**PROBLEM TO WORK ON:**
Say how many of the lines below include the word "type", and write nothing else.

(Excerpts from a figure dataset)
******

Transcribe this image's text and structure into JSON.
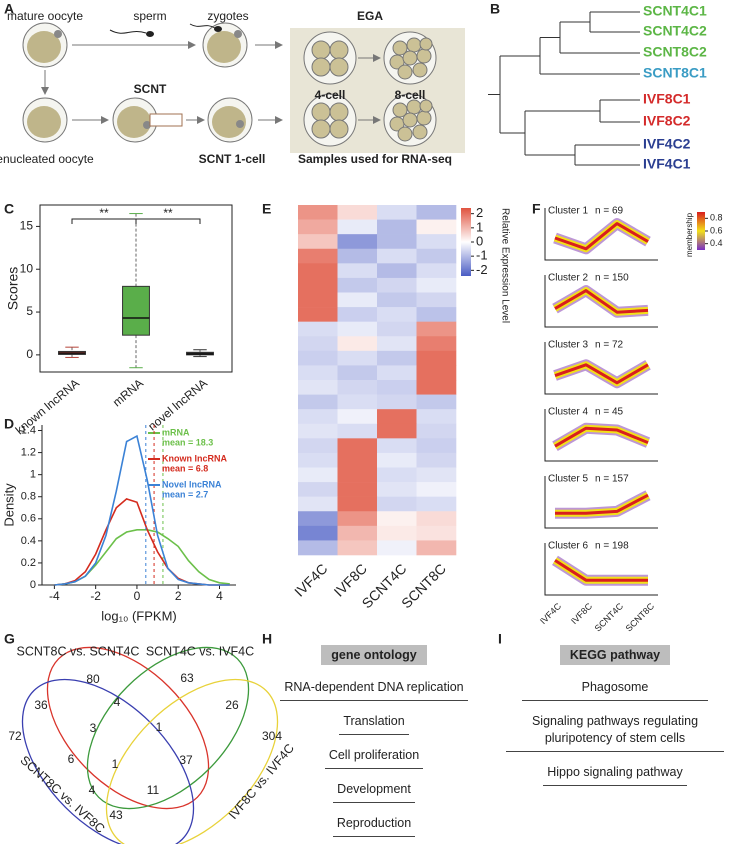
{
  "panel_labels": [
    "A",
    "B",
    "C",
    "D",
    "E",
    "F",
    "G",
    "H",
    "I"
  ],
  "schematic": {
    "mature_oocyte": "mature oocyte",
    "sperm": "sperm",
    "zygotes": "zygotes",
    "ega": "EGA",
    "four_cell": "4-cell",
    "eight_cell": "8-cell",
    "enucleated_oocyte": "enucleated oocyte",
    "scnt": "SCNT",
    "scnt_one_cell": "SCNT 1-cell",
    "samples": "Samples used for RNA-seq"
  },
  "dendrogram": {
    "leaves": [
      {
        "label": "SCNT4C1",
        "color": "#5cb646"
      },
      {
        "label": "SCNT4C2",
        "color": "#5cb646"
      },
      {
        "label": "SCNT8C2",
        "color": "#5cb646"
      },
      {
        "label": "SCNT8C1",
        "color": "#3a9cc4"
      },
      {
        "label": "IVF8C1",
        "color": "#d42a2a"
      },
      {
        "label": "IVF8C2",
        "color": "#d42a2a"
      },
      {
        "label": "IVF4C2",
        "color": "#2a3e91"
      },
      {
        "label": "IVF4C1",
        "color": "#2a3e91"
      }
    ]
  },
  "chart_data": [
    {
      "type": "box",
      "ylabel": "Scores",
      "categories": [
        "known lncRNA",
        "mRNA",
        "novel lncRNA"
      ],
      "boxes": [
        {
          "min": -0.3,
          "q1": 0.05,
          "median": 0.2,
          "q3": 0.4,
          "max": 0.9,
          "color": "#b5443a"
        },
        {
          "min": -1.5,
          "q1": 2.3,
          "median": 4.3,
          "q3": 8,
          "max": 16.5,
          "color": "#5aae4a"
        },
        {
          "min": -0.2,
          "q1": 0,
          "median": 0.1,
          "q3": 0.3,
          "max": 0.6,
          "color": "#333333"
        }
      ],
      "ylim": [
        -2,
        17.5
      ],
      "yticks": [
        0,
        5,
        10,
        15
      ],
      "annotations": [
        "**",
        "**"
      ]
    },
    {
      "type": "line",
      "ylabel": "Density",
      "xlabel": "log₁₀ (FPKM)",
      "x": [
        -4,
        -3.5,
        -3,
        -2.5,
        -2,
        -1.5,
        -1,
        -0.5,
        0,
        0.5,
        1,
        1.5,
        2,
        2.5,
        3,
        3.5,
        4,
        4.5
      ],
      "series": [
        {
          "name": "mRNA",
          "mean_label": "mean = 18.3",
          "mean_x": 1.26,
          "color": "#6cc04a",
          "values": [
            0,
            0.01,
            0.03,
            0.08,
            0.18,
            0.3,
            0.42,
            0.48,
            0.5,
            0.5,
            0.48,
            0.42,
            0.35,
            0.22,
            0.12,
            0.05,
            0.02,
            0.01
          ]
        },
        {
          "name": "Known lncRNA",
          "mean_label": "mean = 6.8",
          "mean_x": 0.83,
          "color": "#d42b1e",
          "values": [
            0,
            0.01,
            0.04,
            0.12,
            0.28,
            0.5,
            0.7,
            0.78,
            0.75,
            0.5,
            0.3,
            0.15,
            0.06,
            0.02,
            0.01,
            0,
            0,
            0
          ]
        },
        {
          "name": "Novel lncRNA",
          "mean_label": "mean = 2.7",
          "mean_x": 0.43,
          "color": "#3b82d6",
          "values": [
            0,
            0.01,
            0.03,
            0.08,
            0.2,
            0.45,
            0.85,
            1.3,
            1.35,
            0.95,
            0.45,
            0.15,
            0.05,
            0.02,
            0.01,
            0,
            0,
            0
          ]
        }
      ],
      "xlim": [
        -4.6,
        4.8
      ],
      "xticks": [
        -4,
        -2,
        0,
        2,
        4
      ],
      "ylim": [
        0,
        1.45
      ],
      "yticks": [
        0,
        0.2,
        0.4,
        0.6,
        0.8,
        1,
        1.2,
        1.4
      ]
    },
    {
      "type": "heatmap",
      "categories": [
        "IVF4C",
        "IVF8C",
        "SCNT4C",
        "SCNT8C"
      ],
      "values": [
        [
          1.5,
          0.5,
          -0.5,
          -1
        ],
        [
          1.2,
          -0.3,
          -1,
          0.2
        ],
        [
          0.8,
          -1.5,
          -1,
          -0.5
        ],
        [
          1.8,
          -1,
          -0.5,
          -0.8
        ],
        [
          2,
          -0.5,
          -1,
          -0.5
        ],
        [
          2,
          -0.8,
          -0.6,
          -0.3
        ],
        [
          2,
          -0.3,
          -0.8,
          -0.6
        ],
        [
          2,
          -0.7,
          -0.5,
          -0.9
        ],
        [
          -0.5,
          -0.3,
          -0.6,
          1.5
        ],
        [
          -0.6,
          0.3,
          -0.4,
          1.8
        ],
        [
          -0.7,
          -0.5,
          -0.8,
          2
        ],
        [
          -0.5,
          -0.8,
          -0.5,
          2
        ],
        [
          -0.4,
          -0.6,
          -0.7,
          2
        ],
        [
          -0.8,
          -0.5,
          -0.6,
          -0.8
        ],
        [
          -0.5,
          -0.2,
          2,
          -0.5
        ],
        [
          -0.4,
          -0.5,
          2,
          -0.6
        ],
        [
          -0.6,
          2,
          -0.5,
          -0.7
        ],
        [
          -0.5,
          2,
          -0.3,
          -0.6
        ],
        [
          -0.3,
          2,
          -0.5,
          -0.4
        ],
        [
          -0.6,
          2,
          -0.4,
          -0.2
        ],
        [
          -0.4,
          2,
          -0.6,
          -0.5
        ],
        [
          -1.5,
          1.5,
          0.2,
          0.5
        ],
        [
          -1.8,
          1,
          0.3,
          0.4
        ],
        [
          -1,
          0.8,
          -0.2,
          1
        ]
      ],
      "colorbar_label": "Relative Expression Level",
      "clim": [
        -2.4,
        2.4
      ],
      "cticks": [
        2,
        1,
        0,
        -1,
        -2
      ],
      "colors": [
        "#4a5cc4",
        "#ffffff",
        "#e0533f"
      ]
    },
    {
      "type": "profiles",
      "categories": [
        "IVF4C",
        "IVF8C",
        "SCNT4C",
        "SCNT8C"
      ],
      "ylim": [
        0,
        1
      ],
      "clusters": [
        {
          "title": "Cluster 1",
          "n_label": "n = 69",
          "values": [
            0.5,
            0.2,
            0.9,
            0.4
          ]
        },
        {
          "title": "Cluster 2",
          "n_label": "n = 150",
          "values": [
            0.4,
            0.9,
            0.3,
            0.35
          ]
        },
        {
          "title": "Cluster 3",
          "n_label": "n = 72",
          "values": [
            0.4,
            0.7,
            0.2,
            0.7
          ]
        },
        {
          "title": "Cluster 4",
          "n_label": "n = 45",
          "values": [
            0.3,
            0.8,
            0.75,
            0.4
          ]
        },
        {
          "title": "Cluster 5",
          "n_label": "n = 157",
          "values": [
            0.3,
            0.3,
            0.35,
            0.8
          ]
        },
        {
          "title": "Cluster 6",
          "n_label": "n = 198",
          "values": [
            0.85,
            0.3,
            0.3,
            0.3
          ]
        }
      ],
      "colorbar_label": "membership",
      "clim": [
        0.3,
        0.9
      ],
      "cticks": [
        0.8,
        0.6,
        0.4
      ],
      "colors": [
        "#7a2ec4",
        "#f2e01a",
        "#d81e1e"
      ]
    }
  ],
  "venn": {
    "sets": [
      {
        "label": "SCNT8C vs. SCNT4C",
        "color": "#d9342b"
      },
      {
        "label": "SCNT4C vs. IVF4C",
        "color": "#3c9a3c"
      },
      {
        "label": "SCNT8C vs. IVF8C",
        "color": "#3a3fb0"
      },
      {
        "label": "IVF8C vs. IVF4C",
        "color": "#e8d23a"
      }
    ],
    "counts": [
      80,
      63,
      36,
      4,
      26,
      3,
      1,
      72,
      304,
      6,
      1,
      37,
      4,
      11,
      43
    ]
  },
  "gene_ontology": {
    "title": "gene ontology",
    "terms": [
      "RNA-dependent DNA replication",
      "Translation",
      "Cell proliferation",
      "Development",
      "Reproduction"
    ]
  },
  "kegg": {
    "title": "KEGG pathway",
    "terms": [
      "Phagosome",
      "Signaling pathways regulating pluripotency of stem cells",
      "Hippo signaling pathway"
    ]
  }
}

******

**RESULT OF THE TASK:**
4